====== Available data
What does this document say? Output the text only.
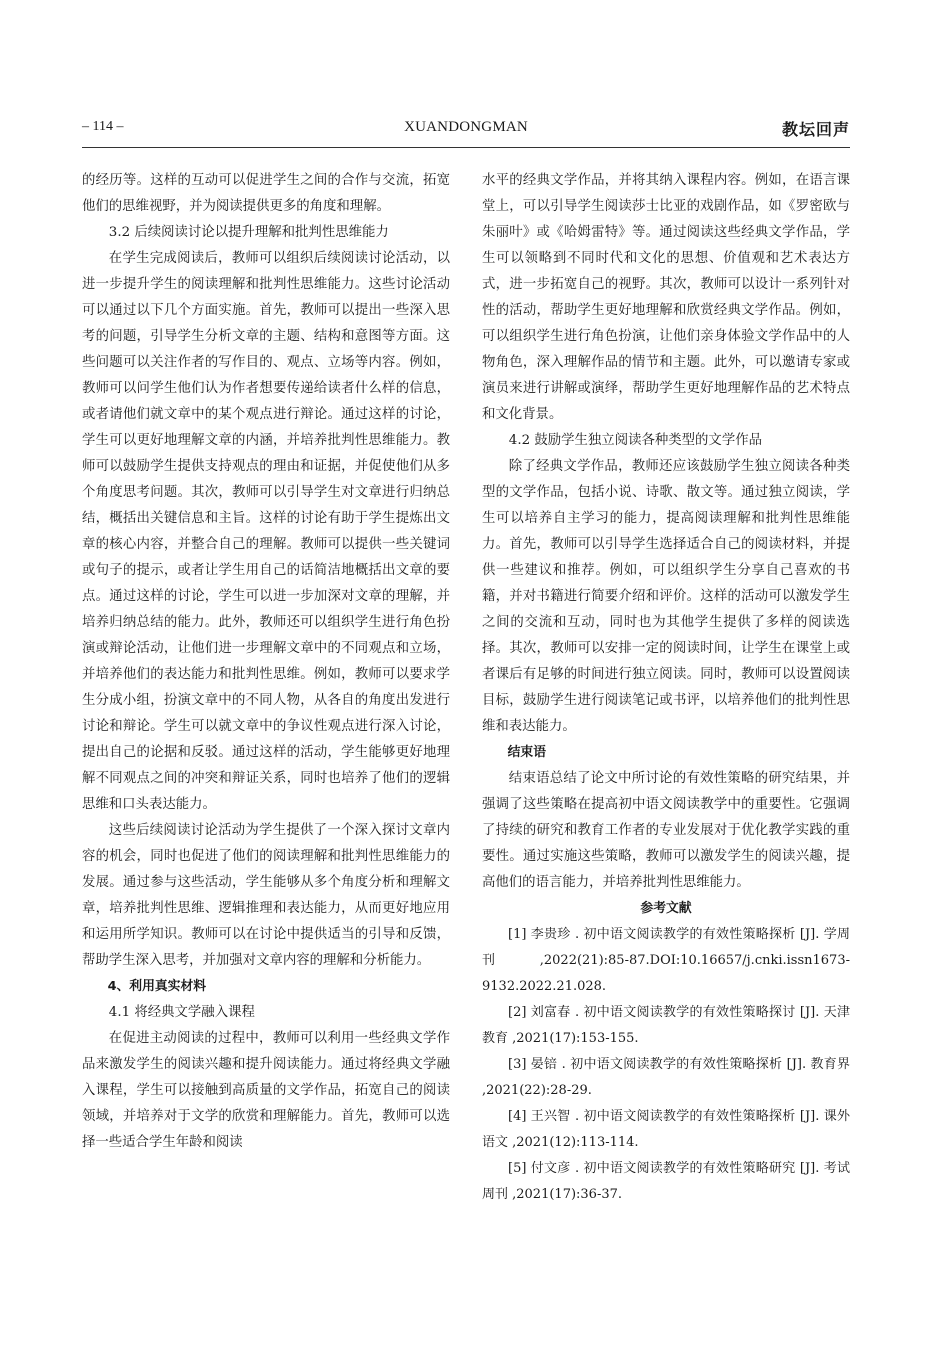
– 114 –	XUANDONGMAN	教坛回声

的经历等。这样的互动可以促进学生之间的合作与交流，拓宽他们的思维视野，并为阅读提供更多的角度和理解。

3.2 后续阅读讨论以提升理解和批判性思维能力

在学生完成阅读后，教师可以组织后续阅读讨论活动，以进一步提升学生的阅读理解和批判性思维能力。这些讨论活动可以通过以下几个方面实施。首先，教师可以提出一些深入思考的问题，引导学生分析文章的主题、结构和意图等方面。这些问题可以关注作者的写作目的、观点、立场等内容。例如，教师可以问学生他们认为作者想要传递给读者什么样的信息，或者请他们就文章中的某个观点进行辩论。通过这样的讨论，学生可以更好地理解文章的内涵，并培养批判性思维能力。教师可以鼓励学生提供支持观点的理由和证据，并促使他们从多个角度思考问题。其次，教师可以引导学生对文章进行归纳总结，概括出关键信息和主旨。这样的讨论有助于学生提炼出文章的核心内容，并整合自己的理解。教师可以提供一些关键词或句子的提示，或者让学生用自己的话简洁地概括出文章的要点。通过这样的讨论，学生可以进一步加深对文章的理解，并培养归纳总结的能力。此外，教师还可以组织学生进行角色扮演或辩论活动，让他们进一步理解文章中的不同观点和立场，并培养他们的表达能力和批判性思维。例如，教师可以要求学生分成小组，扮演文章中的不同人物，从各自的角度出发进行讨论和辩论。学生可以就文章中的争议性观点进行深入讨论，提出自己的论据和反驳。通过这样的活动，学生能够更好地理解不同观点之间的冲突和辩证关系，同时也培养了他们的逻辑思维和口头表达能力。

这些后续阅读讨论活动为学生提供了一个深入探讨文章内容的机会，同时也促进了他们的阅读理解和批判性思维能力的发展。通过参与这些活动，学生能够从多个角度分析和理解文章，培养批判性思维、逻辑推理和表达能力，从而更好地应用和运用所学知识。教师可以在讨论中提供适当的引导和反馈，帮助学生深入思考，并加强对文章内容的理解和分析能力。

4、利用真实材料

4.1 将经典文学融入课程

在促进主动阅读的过程中，教师可以利用一些经典文学作品来激发学生的阅读兴趣和提升阅读能力。通过将经典文学融入课程，学生可以接触到高质量的文学作品，拓宽自己的阅读领域，并培养对于文学的欣赏和理解能力。首先，教师可以选择一些适合学生年龄和阅读

水平的经典文学作品，并将其纳入课程内容。例如，在语言课堂上，可以引导学生阅读莎士比亚的戏剧作品，如《罗密欧与朱丽叶》或《哈姆雷特》等。通过阅读这些经典文学作品，学生可以领略到不同时代和文化的思想、价值观和艺术表达方式，进一步拓宽自己的视野。其次，教师可以设计一系列针对性的活动，帮助学生更好地理解和欣赏经典文学作品。例如，可以组织学生进行角色扮演，让他们亲身体验文学作品中的人物角色，深入理解作品的情节和主题。此外，可以邀请专家或演员来进行讲解或演绎，帮助学生更好地理解作品的艺术特点和文化背景。

4.2 鼓励学生独立阅读各种类型的文学作品

除了经典文学作品，教师还应该鼓励学生独立阅读各种类型的文学作品，包括小说、诗歌、散文等。通过独立阅读，学生可以培养自主学习的能力，提高阅读理解和批判性思维能力。首先，教师可以引导学生选择适合自己的阅读材料，并提供一些建议和推荐。例如，可以组织学生分享自己喜欢的书籍，并对书籍进行简要介绍和评价。这样的活动可以激发学生之间的交流和互动，同时也为其他学生提供了多样的阅读选择。其次，教师可以安排一定的阅读时间，让学生在课堂上或者课后有足够的时间进行独立阅读。同时，教师可以设置阅读目标，鼓励学生进行阅读笔记或书评，以培养他们的批判性思维和表达能力。

结束语

结束语总结了论文中所讨论的有效性策略的研究结果，并强调了这些策略在提高初中语文阅读教学中的重要性。它强调了持续的研究和教育工作者的专业发展对于优化教学实践的重要性。通过实施这些策略，教师可以激发学生的阅读兴趣，提高他们的语言能力，并培养批判性思维能力。

参考文献

[1] 李贵珍 . 初中语文阅读教学的有效性策略探析 [J]. 学周刊 ,2022(21):85-87.DOI:10.16657/j.cnki.issn1673-9132.2022.21.028.

[2] 刘富春 . 初中语文阅读教学的有效性策略探讨 [J]. 天津教育 ,2021(17):153-155.

[3] 晏锫 . 初中语文阅读教学的有效性策略探析 [J]. 教育界 ,2021(22):28-29.

[4] 王兴智 . 初中语文阅读教学的有效性策略探析 [J]. 课外语文 ,2021(12):113-114.

[5] 付文彦 . 初中语文阅读教学的有效性策略研究 [J]. 考试周刊 ,2021(17):36-37.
============
- **Directions for this task**: Reproduce each entry precisely, dropping only the pictures.

- **Response**:
What does this document say? Output the text only.
– 114 –	XUANDONGMAN	教坛回声

的经历等。这样的互动可以促进学生之间的合作与交流，拓宽他们的思维视野，并为阅读提供更多的角度和理解。

3.2 后续阅读讨论以提升理解和批判性思维能力

在学生完成阅读后，教师可以组织后续阅读讨论活动，以进一步提升学生的阅读理解和批判性思维能力。这些讨论活动可以通过以下几个方面实施。首先，教师可以提出一些深入思考的问题，引导学生分析文章的主题、结构和意图等方面。这些问题可以关注作者的写作目的、观点、立场等内容。例如，教师可以问学生他们认为作者想要传递给读者什么样的信息，或者请他们就文章中的某个观点进行辩论。通过这样的讨论，学生可以更好地理解文章的内涵，并培养批判性思维能力。教师可以鼓励学生提供支持观点的理由和证据，并促使他们从多个角度思考问题。其次，教师可以引导学生对文章进行归纳总结，概括出关键信息和主旨。这样的讨论有助于学生提炼出文章的核心内容，并整合自己的理解。教师可以提供一些关键词或句子的提示，或者让学生用自己的话简洁地概括出文章的要点。通过这样的讨论，学生可以进一步加深对文章的理解，并培养归纳总结的能力。此外，教师还可以组织学生进行角色扮演或辩论活动，让他们进一步理解文章中的不同观点和立场，并培养他们的表达能力和批判性思维。例如，教师可以要求学生分成小组，扮演文章中的不同人物，从各自的角度出发进行讨论和辩论。学生可以就文章中的争议性观点进行深入讨论，提出自己的论据和反驳。通过这样的活动，学生能够更好地理解不同观点之间的冲突和辩证关系，同时也培养了他们的逻辑思维和口头表达能力。

这些后续阅读讨论活动为学生提供了一个深入探讨文章内容的机会，同时也促进了他们的阅读理解和批判性思维能力的发展。通过参与这些活动，学生能够从多个角度分析和理解文章，培养批判性思维、逻辑推理和表达能力，从而更好地应用和运用所学知识。教师可以在讨论中提供适当的引导和反馈，帮助学生深入思考，并加强对文章内容的理解和分析能力。

4、利用真实材料

4.1 将经典文学融入课程

在促进主动阅读的过程中，教师可以利用一些经典文学作品来激发学生的阅读兴趣和提升阅读能力。通过将经典文学融入课程，学生可以接触到高质量的文学作品，拓宽自己的阅读领域，并培养对于文学的欣赏和理解能力。首先，教师可以选择一些适合学生年龄和阅读

水平的经典文学作品，并将其纳入课程内容。例如，在语言课堂上，可以引导学生阅读莎士比亚的戏剧作品，如《罗密欧与朱丽叶》或《哈姆雷特》等。通过阅读这些经典文学作品，学生可以领略到不同时代和文化的思想、价值观和艺术表达方式，进一步拓宽自己的视野。其次，教师可以设计一系列针对性的活动，帮助学生更好地理解和欣赏经典文学作品。例如，可以组织学生进行角色扮演，让他们亲身体验文学作品中的人物角色，深入理解作品的情节和主题。此外，可以邀请专家或演员来进行讲解或演绎，帮助学生更好地理解作品的艺术特点和文化背景。

4.2 鼓励学生独立阅读各种类型的文学作品

除了经典文学作品，教师还应该鼓励学生独立阅读各种类型的文学作品，包括小说、诗歌、散文等。通过独立阅读，学生可以培养自主学习的能力，提高阅读理解和批判性思维能力。首先，教师可以引导学生选择适合自己的阅读材料，并提供一些建议和推荐。例如，可以组织学生分享自己喜欢的书籍，并对书籍进行简要介绍和评价。这样的活动可以激发学生之间的交流和互动，同时也为其他学生提供了多样的阅读选择。其次，教师可以安排一定的阅读时间，让学生在课堂上或者课后有足够的时间进行独立阅读。同时，教师可以设置阅读目标，鼓励学生进行阅读笔记或书评，以培养他们的批判性思维和表达能力。

结束语

结束语总结了论文中所讨论的有效性策略的研究结果，并强调了这些策略在提高初中语文阅读教学中的重要性。它强调了持续的研究和教育工作者的专业发展对于优化教学实践的重要性。通过实施这些策略，教师可以激发学生的阅读兴趣，提高他们的语言能力，并培养批判性思维能力。

参考文献

[1] 李贵珍 . 初中语文阅读教学的有效性策略探析 [J]. 学周刊 ,2022(21):85-87.DOI:10.16657/j.cnki.issn1673-9132.2022.21.028.

[2] 刘富春 . 初中语文阅读教学的有效性策略探讨 [J]. 天津教育 ,2021(17):153-155.

[3] 晏锫 . 初中语文阅读教学的有效性策略探析 [J]. 教育界 ,2021(22):28-29.

[4] 王兴智 . 初中语文阅读教学的有效性策略探析 [J]. 课外语文 ,2021(12):113-114.

[5] 付文彦 . 初中语文阅读教学的有效性策略研究 [J]. 考试周刊 ,2021(17):36-37.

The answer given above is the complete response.